* Problem to work on *
Images embedded in the records are excluded; print everything else exactly as given.

* Supplied material *
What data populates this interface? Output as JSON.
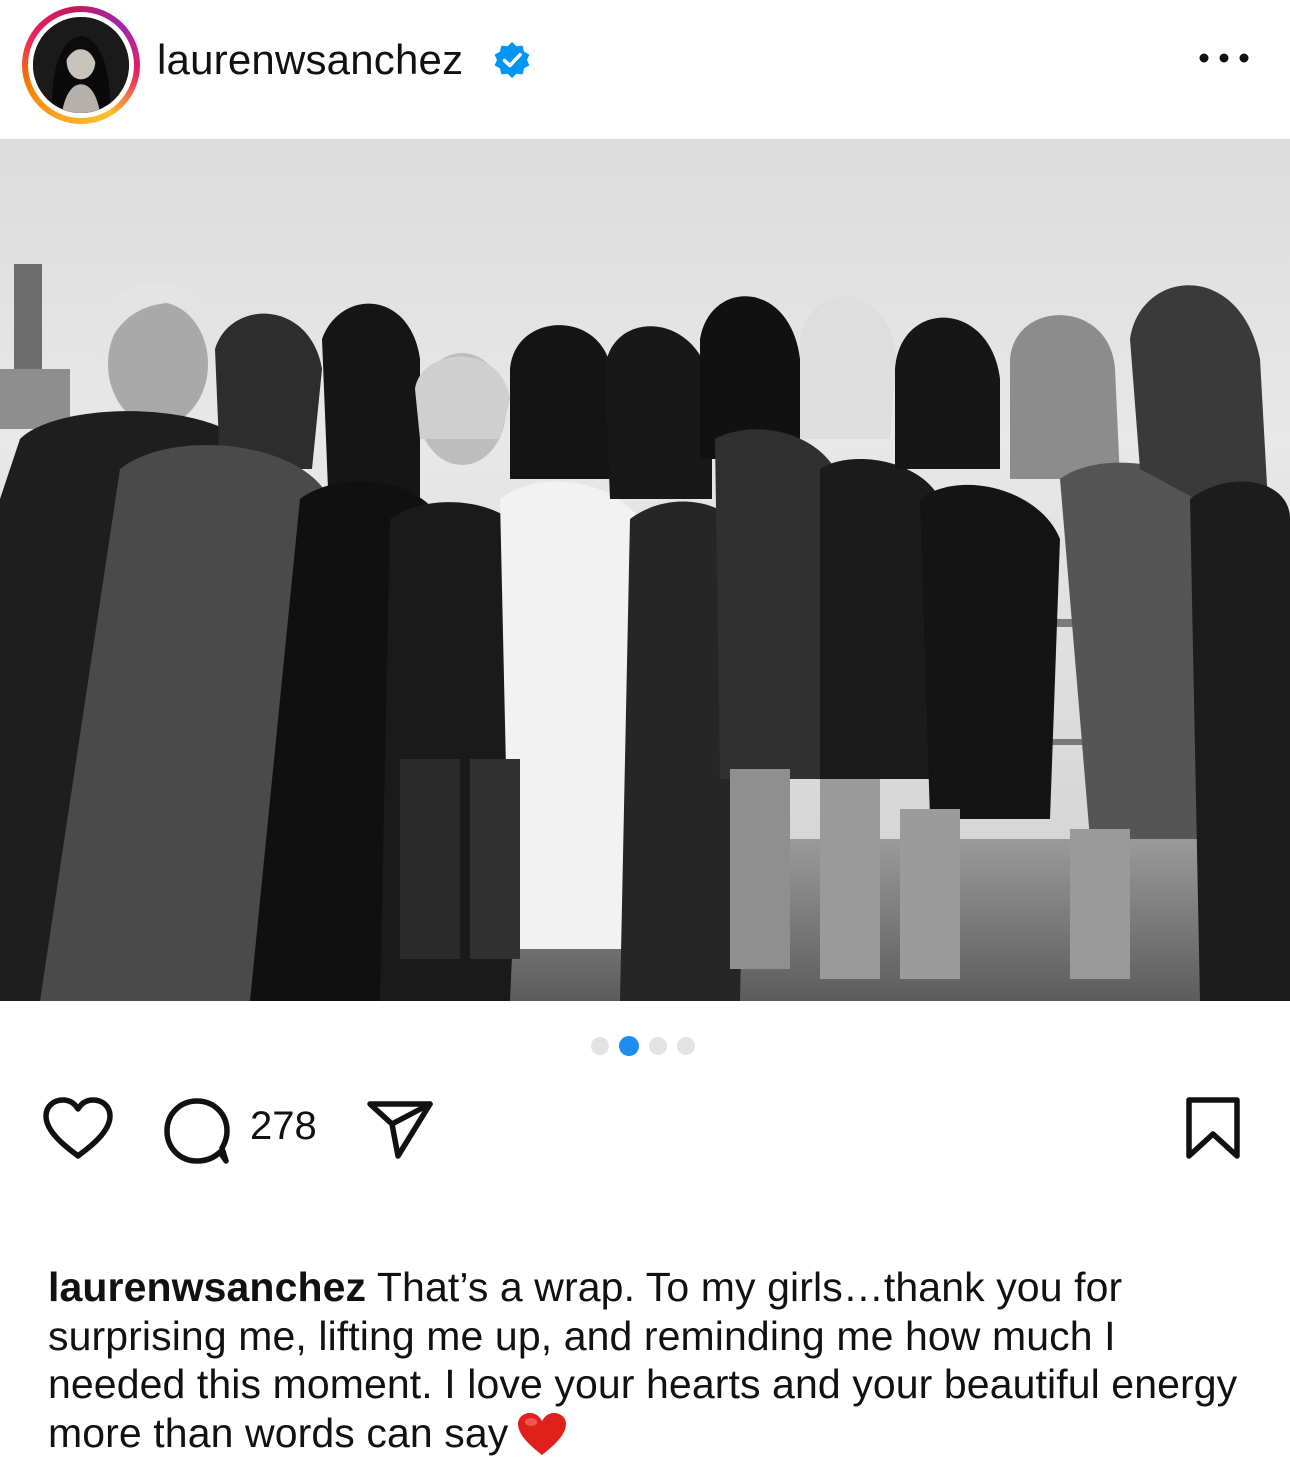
{
  "post": {
    "username": "laurenwsanchez",
    "verified": true,
    "more_icon": "more-horizontal-icon",
    "carousel": {
      "total": 4,
      "active_index": 1
    },
    "actions": {
      "like_icon": "heart-outline-icon",
      "comment_icon": "comment-bubble-icon",
      "comment_count": "278",
      "share_icon": "paper-plane-icon",
      "save_icon": "bookmark-outline-icon"
    },
    "caption": {
      "username": "laurenwsanchez",
      "text": "That’s a wrap. To my girls…thank you for surprising me, lifting me up, and reminding me how much I needed this moment. I love your hearts and your beautiful energy more than words can say",
      "emoji": "red-heart-emoji"
    }
  },
  "colors": {
    "accent_blue": "#1d8ef0",
    "verified_blue": "#0095f6",
    "text": "#111111",
    "heart_red": "#e0201b"
  }
}
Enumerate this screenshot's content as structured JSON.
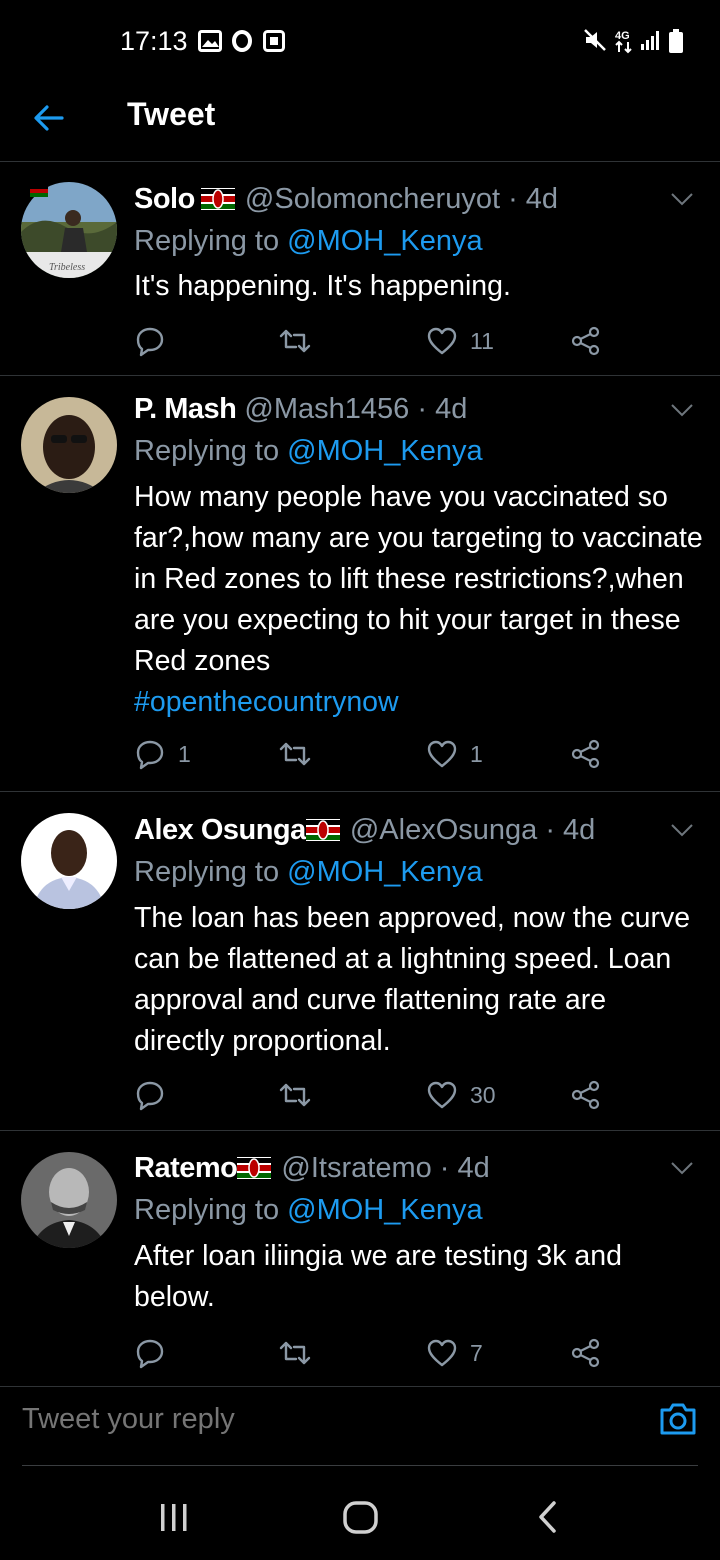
{
  "status_bar": {
    "time": "17:13",
    "left_icons": [
      "gallery-icon",
      "opera-icon",
      "screenshot-icon"
    ],
    "right_icons": [
      "mute-icon",
      "4g-icon",
      "signal-icon",
      "battery-icon"
    ],
    "network": "4G"
  },
  "app_bar": {
    "title": "Tweet",
    "back_icon": "back-arrow-icon"
  },
  "tweets": [
    {
      "name": "Solo",
      "has_flag": true,
      "handle": "@Solomoncheruyot",
      "age": "· 4d",
      "replying_prefix": "Replying to",
      "replying_to": "@MOH_Kenya",
      "text": "It's happening. It's happening.",
      "hashtag": "",
      "avatar_caption": "Tribeless",
      "replies": "",
      "retweets": "",
      "likes": "11"
    },
    {
      "name": "P. Mash",
      "has_flag": false,
      "handle": "@Mash1456",
      "age": "· 4d",
      "replying_prefix": "Replying to",
      "replying_to": "@MOH_Kenya",
      "text": "How many people have you vaccinated so far?,how many are you targeting to vaccinate in Red zones to lift these restrictions?,when are you expecting to hit your target in these Red zones",
      "hashtag": "#openthecountrynow",
      "replies": "1",
      "retweets": "",
      "likes": "1"
    },
    {
      "name": "Alex Osunga",
      "has_flag": true,
      "handle": "@AlexOsunga",
      "age": "· 4d",
      "replying_prefix": "Replying to",
      "replying_to": "@MOH_Kenya",
      "text": "The loan has been approved, now the curve can be flattened at a lightning speed. Loan approval and curve flattening rate are directly proportional.",
      "hashtag": "",
      "replies": "",
      "retweets": "",
      "likes": "30"
    },
    {
      "name": "Ratemo",
      "has_flag": true,
      "handle": "@Itsratemo",
      "age": "· 4d",
      "replying_prefix": "Replying to",
      "replying_to": "@MOH_Kenya",
      "text": "After loan iliingia we are testing 3k and below.",
      "hashtag": "",
      "replies": "",
      "retweets": "",
      "likes": "7"
    }
  ],
  "reply_box": {
    "placeholder": "Tweet your reply",
    "camera_icon": "camera-icon"
  },
  "nav_bar": {
    "icons": [
      "recent-apps-icon",
      "home-icon",
      "back-icon"
    ]
  },
  "colors": {
    "background": "#000000",
    "accent": "#1d9bf0",
    "muted_text": "#8b98a5",
    "divider": "#2f3336"
  }
}
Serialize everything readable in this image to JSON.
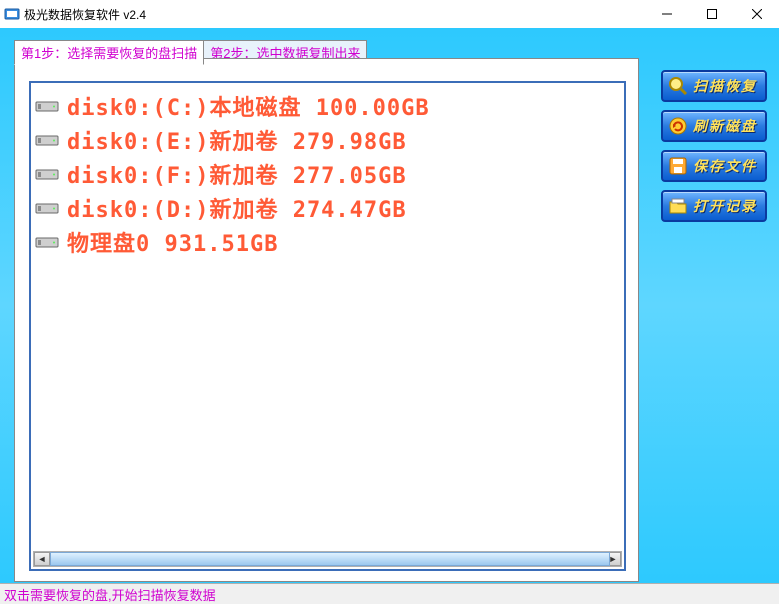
{
  "window": {
    "title": "极光数据恢复软件 v2.4"
  },
  "tabs": {
    "step1": "第1步：选择需要恢复的盘扫描",
    "step2": "第2步：选中数据复制出来"
  },
  "disks": [
    {
      "label": "disk0:(C:)本地磁盘 100.00GB"
    },
    {
      "label": "disk0:(E:)新加卷 279.98GB"
    },
    {
      "label": "disk0:(F:)新加卷 277.05GB"
    },
    {
      "label": "disk0:(D:)新加卷 274.47GB"
    },
    {
      "label": "物理盘0 931.51GB"
    }
  ],
  "buttons": {
    "scan": "扫描恢复",
    "refresh": "刷新磁盘",
    "save": "保存文件",
    "open": "打开记录"
  },
  "status": "双击需要恢复的盘,开始扫描恢复数据"
}
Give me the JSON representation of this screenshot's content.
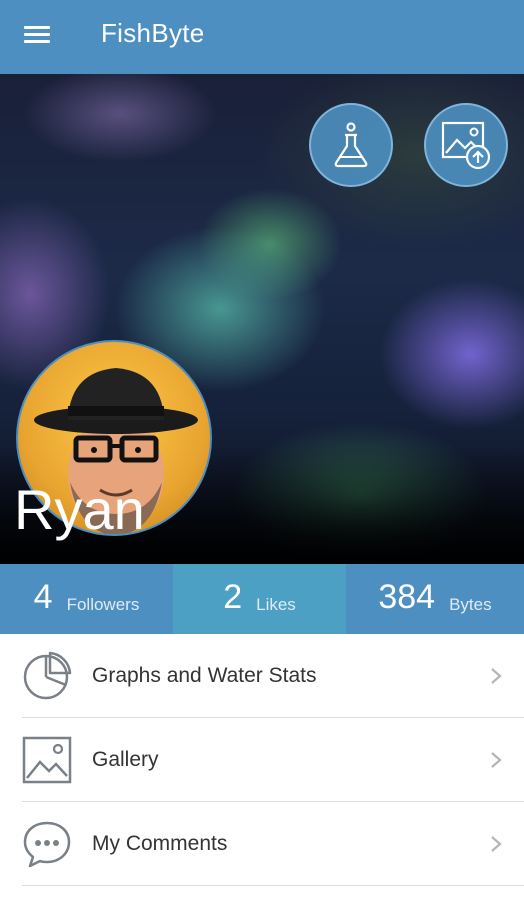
{
  "appbar": {
    "title": "FishByte"
  },
  "profile": {
    "name": "Ryan"
  },
  "stats": [
    {
      "value": "4",
      "label": "Followers"
    },
    {
      "value": "2",
      "label": "Likes"
    },
    {
      "value": "384",
      "label": "Bytes"
    }
  ],
  "menu": [
    {
      "label": "Graphs and Water Stats",
      "icon": "pie-chart-icon"
    },
    {
      "label": "Gallery",
      "icon": "image-icon"
    },
    {
      "label": "My Comments",
      "icon": "comment-icon"
    }
  ],
  "colors": {
    "appbar": "#4d8fc0",
    "stat_highlight": "#4ba0c4"
  }
}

* Output for this task *
What data populates this interface? Output as JSON.
{
  "post": {
    "username": "laurenwsanchez",
    "verified": true,
    "more_icon": "more-horizontal-icon",
    "carousel": {
      "total": 4,
      "active_index": 1
    },
    "actions": {
      "like_icon": "heart-outline-icon",
      "comment_icon": "comment-bubble-icon",
      "comment_count": "278",
      "share_icon": "paper-plane-icon",
      "save_icon": "bookmark-outline-icon"
    },
    "caption": {
      "username": "laurenwsanchez",
      "text": "That’s a wrap. To my girls…thank you for surprising me, lifting me up, and reminding me how much I needed this moment. I love your hearts and your beautiful energy more than words can say",
      "emoji": "red-heart-emoji"
    }
  },
  "colors": {
    "accent_blue": "#1d8ef0",
    "verified_blue": "#0095f6",
    "text": "#111111",
    "heart_red": "#e0201b"
  }
}
Enumerate this screenshot's content as structured JSON.
{
  "status_bar": {
    "time": "17:13",
    "left_icons": [
      "gallery-icon",
      "opera-icon",
      "screenshot-icon"
    ],
    "right_icons": [
      "mute-icon",
      "4g-icon",
      "signal-icon",
      "battery-icon"
    ],
    "network": "4G"
  },
  "app_bar": {
    "title": "Tweet",
    "back_icon": "back-arrow-icon"
  },
  "tweets": [
    {
      "name": "Solo",
      "has_flag": true,
      "handle": "@Solomoncheruyot",
      "age": "· 4d",
      "replying_prefix": "Replying to",
      "replying_to": "@MOH_Kenya",
      "text": "It's happening. It's happening.",
      "hashtag": "",
      "avatar_caption": "Tribeless",
      "replies": "",
      "retweets": "",
      "likes": "11"
    },
    {
      "name": "P. Mash",
      "has_flag": false,
      "handle": "@Mash1456",
      "age": "· 4d",
      "replying_prefix": "Replying to",
      "replying_to": "@MOH_Kenya",
      "text": "How many people have you vaccinated so far?,how many are you targeting to vaccinate in Red zones to lift these restrictions?,when are you expecting to hit your target in these Red zones",
      "hashtag": "#openthecountrynow",
      "replies": "1",
      "retweets": "",
      "likes": "1"
    },
    {
      "name": "Alex Osunga",
      "has_flag": true,
      "handle": "@AlexOsunga",
      "age": "· 4d",
      "replying_prefix": "Replying to",
      "replying_to": "@MOH_Kenya",
      "text": "The loan has been approved, now the curve can be flattened at a lightning speed. Loan approval and curve flattening rate are directly proportional.",
      "hashtag": "",
      "replies": "",
      "retweets": "",
      "likes": "30"
    },
    {
      "name": "Ratemo",
      "has_flag": true,
      "handle": "@Itsratemo",
      "age": "· 4d",
      "replying_prefix": "Replying to",
      "replying_to": "@MOH_Kenya",
      "text": "After loan iliingia we are testing 3k and below.",
      "hashtag": "",
      "replies": "",
      "retweets": "",
      "likes": "7"
    }
  ],
  "reply_box": {
    "placeholder": "Tweet your reply",
    "camera_icon": "camera-icon"
  },
  "nav_bar": {
    "icons": [
      "recent-apps-icon",
      "home-icon",
      "back-icon"
    ]
  },
  "colors": {
    "background": "#000000",
    "accent": "#1d9bf0",
    "muted_text": "#8b98a5",
    "divider": "#2f3336"
  }
}
Serialize everything readable in this image to JSON.
{
  "window": {
    "title": "极光数据恢复软件 v2.4"
  },
  "tabs": {
    "step1": "第1步：选择需要恢复的盘扫描",
    "step2": "第2步：选中数据复制出来"
  },
  "disks": [
    {
      "label": "disk0:(C:)本地磁盘 100.00GB"
    },
    {
      "label": "disk0:(E:)新加卷 279.98GB"
    },
    {
      "label": "disk0:(F:)新加卷 277.05GB"
    },
    {
      "label": "disk0:(D:)新加卷 274.47GB"
    },
    {
      "label": "物理盘0 931.51GB"
    }
  ],
  "buttons": {
    "scan": "扫描恢复",
    "refresh": "刷新磁盘",
    "save": "保存文件",
    "open": "打开记录"
  },
  "status": "双击需要恢复的盘,开始扫描恢复数据"
}
Give me the JSON representation of this screenshot's content.
{
  "appbar": {
    "title": "FishByte"
  },
  "profile": {
    "name": "Ryan"
  },
  "stats": [
    {
      "value": "4",
      "label": "Followers"
    },
    {
      "value": "2",
      "label": "Likes"
    },
    {
      "value": "384",
      "label": "Bytes"
    }
  ],
  "menu": [
    {
      "label": "Graphs and Water Stats",
      "icon": "pie-chart-icon"
    },
    {
      "label": "Gallery",
      "icon": "image-icon"
    },
    {
      "label": "My Comments",
      "icon": "comment-icon"
    }
  ],
  "colors": {
    "appbar": "#4d8fc0",
    "stat_highlight": "#4ba0c4"
  }
}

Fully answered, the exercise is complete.